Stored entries
/---

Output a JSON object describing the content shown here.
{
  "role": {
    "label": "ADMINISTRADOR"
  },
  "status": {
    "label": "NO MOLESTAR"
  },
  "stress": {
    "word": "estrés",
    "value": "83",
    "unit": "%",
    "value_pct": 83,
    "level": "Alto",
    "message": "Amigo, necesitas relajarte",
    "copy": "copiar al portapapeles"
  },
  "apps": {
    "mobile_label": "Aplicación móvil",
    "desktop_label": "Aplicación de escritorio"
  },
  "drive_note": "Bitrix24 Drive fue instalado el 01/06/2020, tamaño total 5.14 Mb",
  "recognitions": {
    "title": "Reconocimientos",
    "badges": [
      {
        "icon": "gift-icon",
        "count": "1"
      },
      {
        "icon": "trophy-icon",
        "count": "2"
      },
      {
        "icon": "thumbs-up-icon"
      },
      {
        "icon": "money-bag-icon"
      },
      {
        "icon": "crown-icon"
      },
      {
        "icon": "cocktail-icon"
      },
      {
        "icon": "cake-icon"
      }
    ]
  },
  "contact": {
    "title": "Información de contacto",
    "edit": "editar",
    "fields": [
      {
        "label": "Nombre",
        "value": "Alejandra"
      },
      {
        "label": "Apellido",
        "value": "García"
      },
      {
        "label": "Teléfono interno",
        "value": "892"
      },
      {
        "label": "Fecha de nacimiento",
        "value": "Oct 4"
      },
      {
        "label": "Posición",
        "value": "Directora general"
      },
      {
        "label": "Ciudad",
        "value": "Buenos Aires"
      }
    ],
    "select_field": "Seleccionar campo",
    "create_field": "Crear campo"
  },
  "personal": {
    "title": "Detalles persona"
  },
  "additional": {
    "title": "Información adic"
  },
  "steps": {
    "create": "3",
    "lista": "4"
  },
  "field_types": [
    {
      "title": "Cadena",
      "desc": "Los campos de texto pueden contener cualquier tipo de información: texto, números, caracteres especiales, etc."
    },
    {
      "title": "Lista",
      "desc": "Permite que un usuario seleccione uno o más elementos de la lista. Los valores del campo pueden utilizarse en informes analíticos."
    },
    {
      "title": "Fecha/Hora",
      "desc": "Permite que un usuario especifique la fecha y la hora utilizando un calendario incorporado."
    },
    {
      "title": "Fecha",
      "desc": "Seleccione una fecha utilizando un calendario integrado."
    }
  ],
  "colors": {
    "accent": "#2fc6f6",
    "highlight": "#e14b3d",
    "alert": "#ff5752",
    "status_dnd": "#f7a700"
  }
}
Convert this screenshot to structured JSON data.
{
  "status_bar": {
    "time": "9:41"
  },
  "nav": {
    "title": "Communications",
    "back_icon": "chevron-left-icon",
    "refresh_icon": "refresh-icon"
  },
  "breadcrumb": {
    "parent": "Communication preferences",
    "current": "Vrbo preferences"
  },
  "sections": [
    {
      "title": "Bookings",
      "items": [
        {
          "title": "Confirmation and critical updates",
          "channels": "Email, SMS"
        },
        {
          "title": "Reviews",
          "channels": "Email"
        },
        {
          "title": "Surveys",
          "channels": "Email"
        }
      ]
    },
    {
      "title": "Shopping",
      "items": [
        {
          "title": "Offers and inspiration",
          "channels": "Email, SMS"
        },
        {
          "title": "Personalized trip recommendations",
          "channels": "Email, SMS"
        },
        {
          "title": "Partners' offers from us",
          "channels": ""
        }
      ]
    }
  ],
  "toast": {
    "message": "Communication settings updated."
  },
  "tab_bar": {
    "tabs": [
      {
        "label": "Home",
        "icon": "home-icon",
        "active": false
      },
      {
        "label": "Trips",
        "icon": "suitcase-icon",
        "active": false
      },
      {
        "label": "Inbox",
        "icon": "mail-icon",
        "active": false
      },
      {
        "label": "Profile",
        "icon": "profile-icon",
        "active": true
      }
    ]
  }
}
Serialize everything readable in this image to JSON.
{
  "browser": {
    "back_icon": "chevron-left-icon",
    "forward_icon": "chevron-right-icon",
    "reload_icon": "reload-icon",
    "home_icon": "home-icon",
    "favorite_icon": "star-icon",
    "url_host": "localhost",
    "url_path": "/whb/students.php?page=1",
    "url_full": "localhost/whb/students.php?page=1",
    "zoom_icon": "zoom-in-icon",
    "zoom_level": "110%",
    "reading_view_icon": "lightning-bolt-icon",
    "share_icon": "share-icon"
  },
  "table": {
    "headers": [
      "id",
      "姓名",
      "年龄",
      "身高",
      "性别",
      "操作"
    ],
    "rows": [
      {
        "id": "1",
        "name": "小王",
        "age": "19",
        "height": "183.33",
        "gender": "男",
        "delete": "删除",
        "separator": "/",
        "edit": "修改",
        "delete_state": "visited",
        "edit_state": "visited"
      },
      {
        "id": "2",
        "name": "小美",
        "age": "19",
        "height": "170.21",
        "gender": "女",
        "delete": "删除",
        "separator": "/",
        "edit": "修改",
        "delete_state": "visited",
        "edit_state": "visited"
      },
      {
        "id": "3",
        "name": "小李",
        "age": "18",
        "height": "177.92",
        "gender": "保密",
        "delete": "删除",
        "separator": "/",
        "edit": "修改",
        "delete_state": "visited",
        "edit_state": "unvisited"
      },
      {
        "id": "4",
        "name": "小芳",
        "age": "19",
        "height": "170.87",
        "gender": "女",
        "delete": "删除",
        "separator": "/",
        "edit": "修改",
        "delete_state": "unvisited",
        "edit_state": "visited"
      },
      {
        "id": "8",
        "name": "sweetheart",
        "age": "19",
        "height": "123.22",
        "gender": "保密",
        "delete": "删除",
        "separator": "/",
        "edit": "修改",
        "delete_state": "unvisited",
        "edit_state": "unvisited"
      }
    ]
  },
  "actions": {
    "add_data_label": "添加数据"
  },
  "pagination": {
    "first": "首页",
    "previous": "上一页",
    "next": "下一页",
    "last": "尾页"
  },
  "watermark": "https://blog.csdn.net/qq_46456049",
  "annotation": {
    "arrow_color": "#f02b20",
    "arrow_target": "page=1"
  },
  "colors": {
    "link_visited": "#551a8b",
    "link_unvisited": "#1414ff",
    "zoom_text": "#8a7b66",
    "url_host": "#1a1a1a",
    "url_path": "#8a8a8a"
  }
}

\---

What you will do – Repeat the records above exactly, leaving none out.

Final result –
Output a JSON object describing the content shown here.
{
  "role": {
    "label": "ADMINISTRADOR"
  },
  "status": {
    "label": "NO MOLESTAR"
  },
  "stress": {
    "word": "estrés",
    "value": "83",
    "unit": "%",
    "value_pct": 83,
    "level": "Alto",
    "message": "Amigo, necesitas relajarte",
    "copy": "copiar al portapapeles"
  },
  "apps": {
    "mobile_label": "Aplicación móvil",
    "desktop_label": "Aplicación de escritorio"
  },
  "drive_note": "Bitrix24 Drive fue instalado el 01/06/2020, tamaño total 5.14 Mb",
  "recognitions": {
    "title": "Reconocimientos",
    "badges": [
      {
        "icon": "gift-icon",
        "count": "1"
      },
      {
        "icon": "trophy-icon",
        "count": "2"
      },
      {
        "icon": "thumbs-up-icon"
      },
      {
        "icon": "money-bag-icon"
      },
      {
        "icon": "crown-icon"
      },
      {
        "icon": "cocktail-icon"
      },
      {
        "icon": "cake-icon"
      }
    ]
  },
  "contact": {
    "title": "Información de contacto",
    "edit": "editar",
    "fields": [
      {
        "label": "Nombre",
        "value": "Alejandra"
      },
      {
        "label": "Apellido",
        "value": "García"
      },
      {
        "label": "Teléfono interno",
        "value": "892"
      },
      {
        "label": "Fecha de nacimiento",
        "value": "Oct 4"
      },
      {
        "label": "Posición",
        "value": "Directora general"
      },
      {
        "label": "Ciudad",
        "value": "Buenos Aires"
      }
    ],
    "select_field": "Seleccionar campo",
    "create_field": "Crear campo"
  },
  "personal": {
    "title": "Detalles persona"
  },
  "additional": {
    "title": "Información adic"
  },
  "steps": {
    "create": "3",
    "lista": "4"
  },
  "field_types": [
    {
      "title": "Cadena",
      "desc": "Los campos de texto pueden contener cualquier tipo de información: texto, números, caracteres especiales, etc."
    },
    {
      "title": "Lista",
      "desc": "Permite que un usuario seleccione uno o más elementos de la lista. Los valores del campo pueden utilizarse en informes analíticos."
    },
    {
      "title": "Fecha/Hora",
      "desc": "Permite que un usuario especifique la fecha y la hora utilizando un calendario incorporado."
    },
    {
      "title": "Fecha",
      "desc": "Seleccione una fecha utilizando un calendario integrado."
    }
  ],
  "colors": {
    "accent": "#2fc6f6",
    "highlight": "#e14b3d",
    "alert": "#ff5752",
    "status_dnd": "#f7a700"
  }
}
Convert this screenshot to structured JSON data.
{
  "status_bar": {
    "time": "9:41"
  },
  "nav": {
    "title": "Communications",
    "back_icon": "chevron-left-icon",
    "refresh_icon": "refresh-icon"
  },
  "breadcrumb": {
    "parent": "Communication preferences",
    "current": "Vrbo preferences"
  },
  "sections": [
    {
      "title": "Bookings",
      "items": [
        {
          "title": "Confirmation and critical updates",
          "channels": "Email, SMS"
        },
        {
          "title": "Reviews",
          "channels": "Email"
        },
        {
          "title": "Surveys",
          "channels": "Email"
        }
      ]
    },
    {
      "title": "Shopping",
      "items": [
        {
          "title": "Offers and inspiration",
          "channels": "Email, SMS"
        },
        {
          "title": "Personalized trip recommendations",
          "channels": "Email, SMS"
        },
        {
          "title": "Partners' offers from us",
          "channels": ""
        }
      ]
    }
  ],
  "toast": {
    "message": "Communication settings updated."
  },
  "tab_bar": {
    "tabs": [
      {
        "label": "Home",
        "icon": "home-icon",
        "active": false
      },
      {
        "label": "Trips",
        "icon": "suitcase-icon",
        "active": false
      },
      {
        "label": "Inbox",
        "icon": "mail-icon",
        "active": false
      },
      {
        "label": "Profile",
        "icon": "profile-icon",
        "active": true
      }
    ]
  }
}
Serialize everything readable in this image to JSON.
{
  "browser": {
    "back_icon": "chevron-left-icon",
    "forward_icon": "chevron-right-icon",
    "reload_icon": "reload-icon",
    "home_icon": "home-icon",
    "favorite_icon": "star-icon",
    "url_host": "localhost",
    "url_path": "/whb/students.php?page=1",
    "url_full": "localhost/whb/students.php?page=1",
    "zoom_icon": "zoom-in-icon",
    "zoom_level": "110%",
    "reading_view_icon": "lightning-bolt-icon",
    "share_icon": "share-icon"
  },
  "table": {
    "headers": [
      "id",
      "姓名",
      "年龄",
      "身高",
      "性别",
      "操作"
    ],
    "rows": [
      {
        "id": "1",
        "name": "小王",
        "age": "19",
        "height": "183.33",
        "gender": "男",
        "delete": "删除",
        "separator": "/",
        "edit": "修改",
        "delete_state": "visited",
        "edit_state": "visited"
      },
      {
        "id": "2",
        "name": "小美",
        "age": "19",
        "height": "170.21",
        "gender": "女",
        "delete": "删除",
        "separator": "/",
        "edit": "修改",
        "delete_state": "visited",
        "edit_state": "visited"
      },
      {
        "id": "3",
        "name": "小李",
        "age": "18",
        "height": "177.92",
        "gender": "保密",
        "delete": "删除",
        "separator": "/",
        "edit": "修改",
        "delete_state": "visited",
        "edit_state": "unvisited"
      },
      {
        "id": "4",
        "name": "小芳",
        "age": "19",
        "height": "170.87",
        "gender": "女",
        "delete": "删除",
        "separator": "/",
        "edit": "修改",
        "delete_state": "unvisited",
        "edit_state": "visited"
      },
      {
        "id": "8",
        "name": "sweetheart",
        "age": "19",
        "height": "123.22",
        "gender": "保密",
        "delete": "删除",
        "separator": "/",
        "edit": "修改",
        "delete_state": "unvisited",
        "edit_state": "unvisited"
      }
    ]
  },
  "actions": {
    "add_data_label": "添加数据"
  },
  "pagination": {
    "first": "首页",
    "previous": "上一页",
    "next": "下一页",
    "last": "尾页"
  },
  "watermark": "https://blog.csdn.net/qq_46456049",
  "annotation": {
    "arrow_color": "#f02b20",
    "arrow_target": "page=1"
  },
  "colors": {
    "link_visited": "#551a8b",
    "link_unvisited": "#1414ff",
    "zoom_text": "#8a7b66",
    "url_host": "#1a1a1a",
    "url_path": "#8a8a8a"
  }
}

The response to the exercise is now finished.